Provided records:
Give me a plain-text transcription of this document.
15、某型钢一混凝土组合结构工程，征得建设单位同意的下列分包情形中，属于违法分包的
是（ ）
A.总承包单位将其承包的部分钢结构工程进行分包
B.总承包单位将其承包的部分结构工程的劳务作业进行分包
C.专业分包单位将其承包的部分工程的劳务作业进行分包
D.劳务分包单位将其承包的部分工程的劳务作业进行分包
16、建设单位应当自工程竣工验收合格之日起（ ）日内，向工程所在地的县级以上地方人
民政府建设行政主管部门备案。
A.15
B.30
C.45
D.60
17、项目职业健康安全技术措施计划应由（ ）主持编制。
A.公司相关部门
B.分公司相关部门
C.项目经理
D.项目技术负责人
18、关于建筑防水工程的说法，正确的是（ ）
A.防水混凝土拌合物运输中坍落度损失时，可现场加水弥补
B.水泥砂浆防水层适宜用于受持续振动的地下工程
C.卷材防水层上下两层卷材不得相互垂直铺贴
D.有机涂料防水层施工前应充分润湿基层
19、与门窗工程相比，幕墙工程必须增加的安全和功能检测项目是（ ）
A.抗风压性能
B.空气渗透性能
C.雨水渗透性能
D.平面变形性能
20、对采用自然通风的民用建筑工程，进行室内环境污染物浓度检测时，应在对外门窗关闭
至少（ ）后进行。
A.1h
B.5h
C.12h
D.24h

...

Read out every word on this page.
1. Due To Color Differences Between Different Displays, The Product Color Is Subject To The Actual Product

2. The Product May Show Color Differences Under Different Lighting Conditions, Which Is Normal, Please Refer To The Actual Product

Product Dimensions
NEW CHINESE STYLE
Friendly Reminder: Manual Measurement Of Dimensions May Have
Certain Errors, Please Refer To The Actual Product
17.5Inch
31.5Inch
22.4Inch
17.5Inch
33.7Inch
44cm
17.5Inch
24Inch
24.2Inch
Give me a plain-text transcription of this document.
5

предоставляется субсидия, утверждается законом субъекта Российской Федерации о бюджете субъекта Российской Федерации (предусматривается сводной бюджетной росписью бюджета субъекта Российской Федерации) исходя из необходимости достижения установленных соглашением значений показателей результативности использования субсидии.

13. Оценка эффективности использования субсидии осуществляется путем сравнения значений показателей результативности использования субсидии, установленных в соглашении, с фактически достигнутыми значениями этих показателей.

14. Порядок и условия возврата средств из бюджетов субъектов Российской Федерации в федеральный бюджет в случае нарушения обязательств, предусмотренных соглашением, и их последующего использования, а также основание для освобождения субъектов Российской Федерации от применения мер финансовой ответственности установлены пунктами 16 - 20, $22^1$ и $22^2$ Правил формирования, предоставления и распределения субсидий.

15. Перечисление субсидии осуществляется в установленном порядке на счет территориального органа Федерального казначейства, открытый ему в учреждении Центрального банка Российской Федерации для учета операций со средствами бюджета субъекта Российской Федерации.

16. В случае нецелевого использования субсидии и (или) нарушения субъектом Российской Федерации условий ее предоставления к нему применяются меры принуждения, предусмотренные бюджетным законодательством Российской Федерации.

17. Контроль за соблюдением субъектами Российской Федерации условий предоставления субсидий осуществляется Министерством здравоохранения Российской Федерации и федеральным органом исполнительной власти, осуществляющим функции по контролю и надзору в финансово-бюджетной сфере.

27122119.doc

--

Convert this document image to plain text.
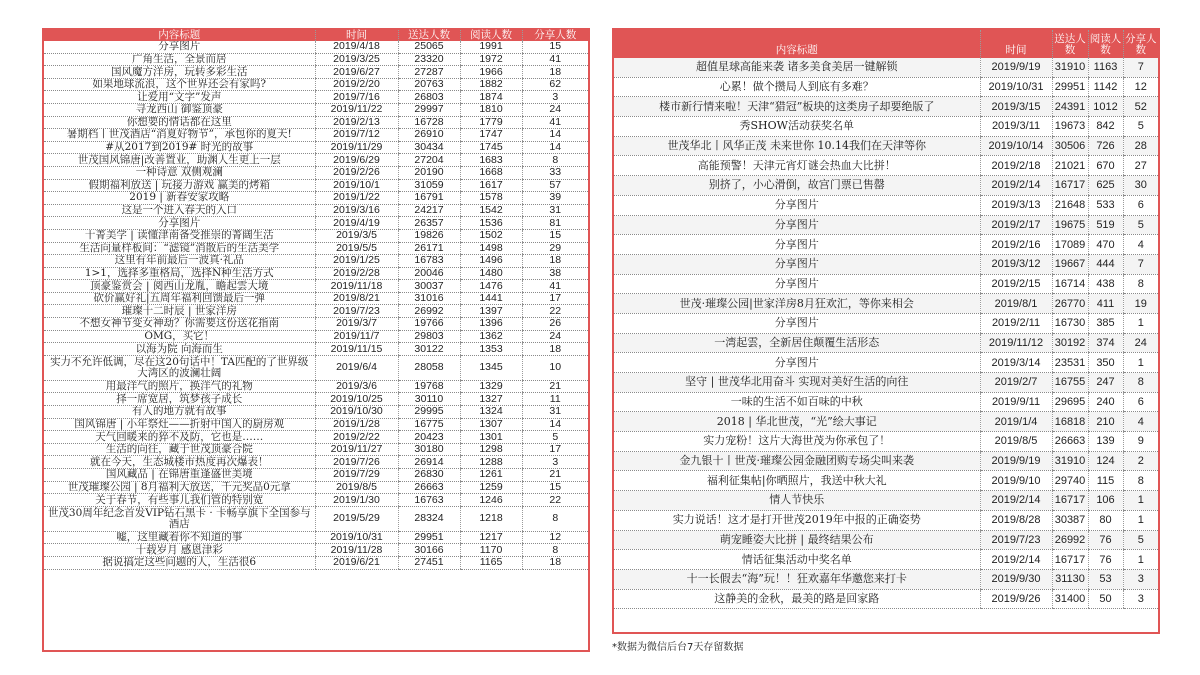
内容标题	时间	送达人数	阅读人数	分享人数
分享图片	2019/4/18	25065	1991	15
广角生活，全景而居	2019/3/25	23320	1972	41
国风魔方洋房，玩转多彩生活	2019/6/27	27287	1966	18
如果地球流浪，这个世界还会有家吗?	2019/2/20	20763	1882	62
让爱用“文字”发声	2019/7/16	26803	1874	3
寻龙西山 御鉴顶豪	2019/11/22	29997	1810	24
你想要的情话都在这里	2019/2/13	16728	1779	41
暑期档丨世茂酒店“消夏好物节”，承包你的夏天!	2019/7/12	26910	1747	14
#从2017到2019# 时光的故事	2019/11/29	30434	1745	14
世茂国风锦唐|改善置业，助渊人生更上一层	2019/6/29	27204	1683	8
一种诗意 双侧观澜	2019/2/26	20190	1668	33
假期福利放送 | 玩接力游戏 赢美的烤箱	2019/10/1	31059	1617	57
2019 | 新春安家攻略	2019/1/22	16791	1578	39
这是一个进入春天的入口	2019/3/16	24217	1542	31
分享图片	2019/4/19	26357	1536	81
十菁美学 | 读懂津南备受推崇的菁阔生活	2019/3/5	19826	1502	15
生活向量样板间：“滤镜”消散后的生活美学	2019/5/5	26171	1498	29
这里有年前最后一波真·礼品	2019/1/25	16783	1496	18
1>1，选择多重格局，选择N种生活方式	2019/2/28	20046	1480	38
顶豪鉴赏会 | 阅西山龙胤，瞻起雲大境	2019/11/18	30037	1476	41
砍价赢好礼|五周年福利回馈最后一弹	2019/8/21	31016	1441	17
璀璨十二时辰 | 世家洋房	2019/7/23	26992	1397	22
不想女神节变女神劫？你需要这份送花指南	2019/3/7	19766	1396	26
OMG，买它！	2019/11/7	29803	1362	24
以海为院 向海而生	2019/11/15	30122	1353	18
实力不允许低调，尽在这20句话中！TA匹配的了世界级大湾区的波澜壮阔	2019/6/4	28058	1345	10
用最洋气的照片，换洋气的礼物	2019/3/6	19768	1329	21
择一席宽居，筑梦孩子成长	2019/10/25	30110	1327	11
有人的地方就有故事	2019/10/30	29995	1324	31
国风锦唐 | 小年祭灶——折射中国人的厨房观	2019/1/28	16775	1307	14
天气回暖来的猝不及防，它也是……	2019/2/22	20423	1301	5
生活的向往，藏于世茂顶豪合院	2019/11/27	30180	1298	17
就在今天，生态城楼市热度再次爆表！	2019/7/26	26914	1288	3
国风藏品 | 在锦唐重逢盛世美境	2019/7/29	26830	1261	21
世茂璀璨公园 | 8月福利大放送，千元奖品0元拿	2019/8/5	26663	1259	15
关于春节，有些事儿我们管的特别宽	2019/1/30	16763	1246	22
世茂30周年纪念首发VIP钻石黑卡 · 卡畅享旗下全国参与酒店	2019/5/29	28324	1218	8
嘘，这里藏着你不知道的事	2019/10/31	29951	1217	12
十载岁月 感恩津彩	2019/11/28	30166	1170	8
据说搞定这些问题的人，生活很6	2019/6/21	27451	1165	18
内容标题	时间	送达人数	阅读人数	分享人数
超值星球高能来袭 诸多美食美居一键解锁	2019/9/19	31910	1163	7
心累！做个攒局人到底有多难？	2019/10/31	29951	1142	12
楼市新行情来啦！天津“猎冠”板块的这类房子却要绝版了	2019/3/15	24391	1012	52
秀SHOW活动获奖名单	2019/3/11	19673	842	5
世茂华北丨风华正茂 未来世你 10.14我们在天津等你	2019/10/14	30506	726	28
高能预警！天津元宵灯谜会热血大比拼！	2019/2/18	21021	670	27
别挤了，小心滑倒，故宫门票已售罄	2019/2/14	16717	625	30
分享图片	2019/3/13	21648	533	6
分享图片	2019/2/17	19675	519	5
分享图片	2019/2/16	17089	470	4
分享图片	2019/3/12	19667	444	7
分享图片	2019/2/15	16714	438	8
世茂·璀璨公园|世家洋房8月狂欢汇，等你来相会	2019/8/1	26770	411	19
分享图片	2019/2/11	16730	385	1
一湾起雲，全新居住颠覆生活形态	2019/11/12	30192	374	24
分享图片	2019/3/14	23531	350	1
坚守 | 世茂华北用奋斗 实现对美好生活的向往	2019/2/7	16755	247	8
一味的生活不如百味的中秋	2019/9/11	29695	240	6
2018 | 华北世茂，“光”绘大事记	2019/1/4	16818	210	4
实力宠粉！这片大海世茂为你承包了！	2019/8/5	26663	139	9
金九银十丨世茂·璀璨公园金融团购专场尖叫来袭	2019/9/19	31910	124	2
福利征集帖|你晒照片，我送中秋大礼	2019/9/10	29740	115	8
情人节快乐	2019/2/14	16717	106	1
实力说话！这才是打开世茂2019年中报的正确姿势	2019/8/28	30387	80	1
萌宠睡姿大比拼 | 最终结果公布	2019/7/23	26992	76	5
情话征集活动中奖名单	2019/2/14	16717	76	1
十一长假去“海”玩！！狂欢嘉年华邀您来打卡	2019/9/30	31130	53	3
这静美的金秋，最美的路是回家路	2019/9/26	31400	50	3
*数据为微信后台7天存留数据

What you are asked to do: In the data above, tally the lines holding "установленных" and answer with the figure only.

Output below: 2